- [CHALLENGE]:
Reproduce the closing part of the entries exactly: the line with "Transcribe this image's" and all lines after it, ending with the last line, and nothing else.

··· EXTRACTED RECORDS ···

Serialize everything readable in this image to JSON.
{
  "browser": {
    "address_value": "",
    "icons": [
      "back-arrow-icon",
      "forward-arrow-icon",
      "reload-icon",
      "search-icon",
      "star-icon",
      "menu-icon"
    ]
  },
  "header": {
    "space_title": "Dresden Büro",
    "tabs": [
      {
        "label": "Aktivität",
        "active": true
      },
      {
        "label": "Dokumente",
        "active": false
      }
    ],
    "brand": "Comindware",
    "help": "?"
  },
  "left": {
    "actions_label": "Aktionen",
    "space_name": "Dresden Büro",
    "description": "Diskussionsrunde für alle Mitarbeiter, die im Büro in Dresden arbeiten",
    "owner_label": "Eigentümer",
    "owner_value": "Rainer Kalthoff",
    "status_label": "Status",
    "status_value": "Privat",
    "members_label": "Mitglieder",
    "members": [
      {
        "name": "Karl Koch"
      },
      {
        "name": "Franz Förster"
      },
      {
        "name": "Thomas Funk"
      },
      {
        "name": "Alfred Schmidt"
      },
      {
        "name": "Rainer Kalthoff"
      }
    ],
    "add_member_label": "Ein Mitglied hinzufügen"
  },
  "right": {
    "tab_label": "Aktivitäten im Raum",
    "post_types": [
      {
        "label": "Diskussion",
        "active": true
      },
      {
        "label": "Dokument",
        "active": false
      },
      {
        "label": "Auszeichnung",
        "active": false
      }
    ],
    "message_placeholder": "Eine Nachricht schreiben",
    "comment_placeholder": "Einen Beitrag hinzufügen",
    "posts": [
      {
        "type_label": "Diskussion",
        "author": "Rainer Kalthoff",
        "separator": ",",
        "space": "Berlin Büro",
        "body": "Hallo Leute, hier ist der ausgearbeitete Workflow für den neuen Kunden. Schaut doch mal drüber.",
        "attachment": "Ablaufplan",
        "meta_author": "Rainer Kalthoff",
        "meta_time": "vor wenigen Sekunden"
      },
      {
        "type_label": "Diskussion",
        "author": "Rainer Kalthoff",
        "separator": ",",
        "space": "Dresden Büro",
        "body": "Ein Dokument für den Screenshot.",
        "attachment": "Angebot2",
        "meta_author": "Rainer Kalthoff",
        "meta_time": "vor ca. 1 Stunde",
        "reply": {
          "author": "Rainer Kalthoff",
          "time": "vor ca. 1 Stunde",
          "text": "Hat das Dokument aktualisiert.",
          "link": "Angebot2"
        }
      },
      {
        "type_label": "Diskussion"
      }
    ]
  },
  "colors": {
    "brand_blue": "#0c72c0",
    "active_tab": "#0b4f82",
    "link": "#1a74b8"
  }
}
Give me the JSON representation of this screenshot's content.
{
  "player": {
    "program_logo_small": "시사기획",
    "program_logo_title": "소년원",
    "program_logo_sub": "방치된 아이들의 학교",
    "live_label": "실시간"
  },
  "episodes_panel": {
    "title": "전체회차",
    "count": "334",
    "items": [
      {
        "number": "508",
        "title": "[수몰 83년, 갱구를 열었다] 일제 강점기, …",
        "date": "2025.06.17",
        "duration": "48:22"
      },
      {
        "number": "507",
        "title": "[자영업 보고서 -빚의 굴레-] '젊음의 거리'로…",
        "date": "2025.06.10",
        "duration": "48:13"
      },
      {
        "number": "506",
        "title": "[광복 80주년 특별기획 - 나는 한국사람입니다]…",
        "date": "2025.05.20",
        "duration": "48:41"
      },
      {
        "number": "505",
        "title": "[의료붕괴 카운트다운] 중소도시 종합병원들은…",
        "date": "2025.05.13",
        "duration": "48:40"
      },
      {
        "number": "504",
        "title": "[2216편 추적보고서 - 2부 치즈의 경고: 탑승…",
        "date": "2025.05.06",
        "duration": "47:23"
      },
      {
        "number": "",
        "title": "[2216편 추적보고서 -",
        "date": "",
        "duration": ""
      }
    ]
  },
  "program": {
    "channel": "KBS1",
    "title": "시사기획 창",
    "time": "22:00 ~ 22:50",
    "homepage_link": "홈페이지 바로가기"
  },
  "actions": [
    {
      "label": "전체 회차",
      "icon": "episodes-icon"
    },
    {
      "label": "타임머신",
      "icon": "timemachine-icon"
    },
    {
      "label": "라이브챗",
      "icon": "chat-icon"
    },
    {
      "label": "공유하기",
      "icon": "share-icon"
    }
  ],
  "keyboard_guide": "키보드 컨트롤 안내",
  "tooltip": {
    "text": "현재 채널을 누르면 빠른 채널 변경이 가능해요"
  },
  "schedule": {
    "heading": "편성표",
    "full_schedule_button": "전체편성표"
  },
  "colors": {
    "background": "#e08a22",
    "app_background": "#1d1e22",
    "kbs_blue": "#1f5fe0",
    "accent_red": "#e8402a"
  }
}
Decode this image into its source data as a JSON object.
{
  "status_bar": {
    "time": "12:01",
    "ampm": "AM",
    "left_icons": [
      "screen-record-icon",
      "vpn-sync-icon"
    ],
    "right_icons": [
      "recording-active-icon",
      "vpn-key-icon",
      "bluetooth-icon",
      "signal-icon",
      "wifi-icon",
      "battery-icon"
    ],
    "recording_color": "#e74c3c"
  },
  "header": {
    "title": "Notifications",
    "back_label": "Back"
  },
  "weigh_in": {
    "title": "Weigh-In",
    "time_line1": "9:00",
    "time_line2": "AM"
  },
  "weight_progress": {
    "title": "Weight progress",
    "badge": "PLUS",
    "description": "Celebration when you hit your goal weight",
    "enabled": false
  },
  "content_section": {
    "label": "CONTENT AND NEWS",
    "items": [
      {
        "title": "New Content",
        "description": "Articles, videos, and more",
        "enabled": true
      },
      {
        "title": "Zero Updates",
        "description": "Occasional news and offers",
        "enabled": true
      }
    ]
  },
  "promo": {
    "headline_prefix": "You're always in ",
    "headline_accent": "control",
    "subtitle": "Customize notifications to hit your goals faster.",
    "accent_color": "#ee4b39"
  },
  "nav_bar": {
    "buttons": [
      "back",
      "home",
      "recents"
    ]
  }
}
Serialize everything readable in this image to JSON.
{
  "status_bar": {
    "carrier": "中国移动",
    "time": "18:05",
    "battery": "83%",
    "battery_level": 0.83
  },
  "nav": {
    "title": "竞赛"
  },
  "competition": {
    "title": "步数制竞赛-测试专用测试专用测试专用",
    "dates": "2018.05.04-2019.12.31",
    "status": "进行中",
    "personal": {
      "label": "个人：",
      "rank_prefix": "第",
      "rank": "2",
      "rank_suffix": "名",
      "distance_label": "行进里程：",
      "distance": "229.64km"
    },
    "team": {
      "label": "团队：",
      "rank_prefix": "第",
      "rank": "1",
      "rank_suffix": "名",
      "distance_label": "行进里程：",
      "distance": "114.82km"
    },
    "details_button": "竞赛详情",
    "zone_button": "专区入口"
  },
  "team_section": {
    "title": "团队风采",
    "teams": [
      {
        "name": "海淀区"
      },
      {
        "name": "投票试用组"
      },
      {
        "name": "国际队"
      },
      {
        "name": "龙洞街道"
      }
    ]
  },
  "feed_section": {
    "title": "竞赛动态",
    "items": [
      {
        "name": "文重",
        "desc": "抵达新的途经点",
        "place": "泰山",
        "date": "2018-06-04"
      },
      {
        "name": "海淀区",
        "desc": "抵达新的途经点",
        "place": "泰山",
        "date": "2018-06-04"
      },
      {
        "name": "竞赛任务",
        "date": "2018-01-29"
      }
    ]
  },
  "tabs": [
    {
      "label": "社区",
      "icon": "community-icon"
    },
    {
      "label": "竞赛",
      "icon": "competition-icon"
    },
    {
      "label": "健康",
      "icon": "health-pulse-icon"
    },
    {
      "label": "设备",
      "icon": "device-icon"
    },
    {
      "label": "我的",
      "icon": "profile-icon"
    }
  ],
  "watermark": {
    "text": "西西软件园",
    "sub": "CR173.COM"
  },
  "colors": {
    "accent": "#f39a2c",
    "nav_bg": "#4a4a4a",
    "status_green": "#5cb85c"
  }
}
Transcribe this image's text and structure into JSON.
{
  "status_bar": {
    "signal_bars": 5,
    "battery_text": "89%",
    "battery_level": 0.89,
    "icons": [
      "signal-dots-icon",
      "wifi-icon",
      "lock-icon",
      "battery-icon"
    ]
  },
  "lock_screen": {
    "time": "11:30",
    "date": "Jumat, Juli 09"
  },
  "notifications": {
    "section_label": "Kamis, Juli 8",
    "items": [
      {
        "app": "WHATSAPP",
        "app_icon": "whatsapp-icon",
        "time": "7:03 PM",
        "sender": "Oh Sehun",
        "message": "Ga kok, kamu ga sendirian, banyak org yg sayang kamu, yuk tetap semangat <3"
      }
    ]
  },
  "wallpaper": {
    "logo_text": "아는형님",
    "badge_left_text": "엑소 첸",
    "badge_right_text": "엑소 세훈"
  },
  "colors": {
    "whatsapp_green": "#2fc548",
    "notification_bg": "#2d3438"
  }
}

···

- [EXERCISE ANSWER]:
Transcribe this image's text and structure into JSON.
{
  "status_bar": {
    "signal_bars": 5,
    "battery_text": "89%",
    "battery_level": 0.89,
    "icons": [
      "signal-dots-icon",
      "wifi-icon",
      "lock-icon",
      "battery-icon"
    ]
  },
  "lock_screen": {
    "time": "11:30",
    "date": "Jumat, Juli 09"
  },
  "notifications": {
    "section_label": "Kamis, Juli 8",
    "items": [
      {
        "app": "WHATSAPP",
        "app_icon": "whatsapp-icon",
        "time": "7:03 PM",
        "sender": "Oh Sehun",
        "message": "Ga kok, kamu ga sendirian, banyak org yg sayang kamu, yuk tetap semangat <3"
      }
    ]
  },
  "wallpaper": {
    "logo_text": "아는형님",
    "badge_left_text": "엑소 첸",
    "badge_right_text": "엑소 세훈"
  },
  "colors": {
    "whatsapp_green": "#2fc548",
    "notification_bg": "#2d3438"
  }
}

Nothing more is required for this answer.